## Do this
Of all the lines in the data below, how many contain "Diagram"? Report that number alone.

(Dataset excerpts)
####
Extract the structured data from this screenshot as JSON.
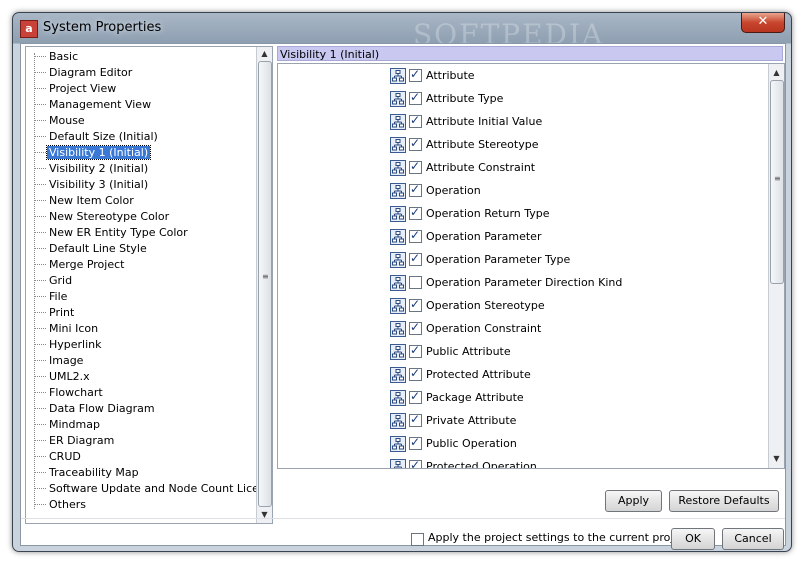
{
  "window": {
    "title": "System Properties",
    "app_icon": "app-logo-icon",
    "close": "✕",
    "watermark": "SOFTPEDIA"
  },
  "tree": {
    "items": [
      {
        "label": "Basic"
      },
      {
        "label": "Diagram Editor"
      },
      {
        "label": "Project View"
      },
      {
        "label": "Management View"
      },
      {
        "label": "Mouse"
      },
      {
        "label": "Default Size (Initial)"
      },
      {
        "label": "Visibility 1 (Initial)",
        "selected": true
      },
      {
        "label": "Visibility 2 (Initial)"
      },
      {
        "label": "Visibility 3 (Initial)"
      },
      {
        "label": "New Item Color"
      },
      {
        "label": "New Stereotype Color"
      },
      {
        "label": "New ER Entity Type Color"
      },
      {
        "label": "Default Line Style"
      },
      {
        "label": "Merge Project"
      },
      {
        "label": "Grid"
      },
      {
        "label": "File"
      },
      {
        "label": "Print"
      },
      {
        "label": "Mini Icon"
      },
      {
        "label": "Hyperlink"
      },
      {
        "label": "Image"
      },
      {
        "label": "UML2.x"
      },
      {
        "label": "Flowchart"
      },
      {
        "label": "Data Flow Diagram"
      },
      {
        "label": "Mindmap"
      },
      {
        "label": "ER Diagram"
      },
      {
        "label": "CRUD"
      },
      {
        "label": "Traceability Map"
      },
      {
        "label": "Software Update and Node Count License"
      },
      {
        "label": "Others"
      }
    ]
  },
  "panel": {
    "header": "Visibility 1 (Initial)",
    "options": [
      {
        "label": "Attribute",
        "checked": true
      },
      {
        "label": "Attribute Type",
        "checked": true
      },
      {
        "label": "Attribute Initial Value",
        "checked": true
      },
      {
        "label": "Attribute Stereotype",
        "checked": true
      },
      {
        "label": "Attribute Constraint",
        "checked": true
      },
      {
        "label": "Operation",
        "checked": true
      },
      {
        "label": "Operation Return Type",
        "checked": true
      },
      {
        "label": "Operation Parameter",
        "checked": true
      },
      {
        "label": "Operation Parameter Type",
        "checked": true
      },
      {
        "label": "Operation Parameter Direction Kind",
        "checked": false
      },
      {
        "label": "Operation Stereotype",
        "checked": true
      },
      {
        "label": "Operation Constraint",
        "checked": true
      },
      {
        "label": "Public Attribute",
        "checked": true
      },
      {
        "label": "Protected Attribute",
        "checked": true
      },
      {
        "label": "Package Attribute",
        "checked": true
      },
      {
        "label": "Private Attribute",
        "checked": true
      },
      {
        "label": "Public Operation",
        "checked": true
      },
      {
        "label": "Protected Operation",
        "checked": true
      }
    ],
    "apply_label": "Apply",
    "restore_label": "Restore Defaults"
  },
  "footer": {
    "apply_project_label": "Apply the project settings to the current project",
    "apply_project_checked": false,
    "ok_label": "OK",
    "cancel_label": "Cancel"
  },
  "colors": {
    "selection": "#3a78d6",
    "header_bg": "#c8c8f0"
  }
}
####
## Answer for the task
3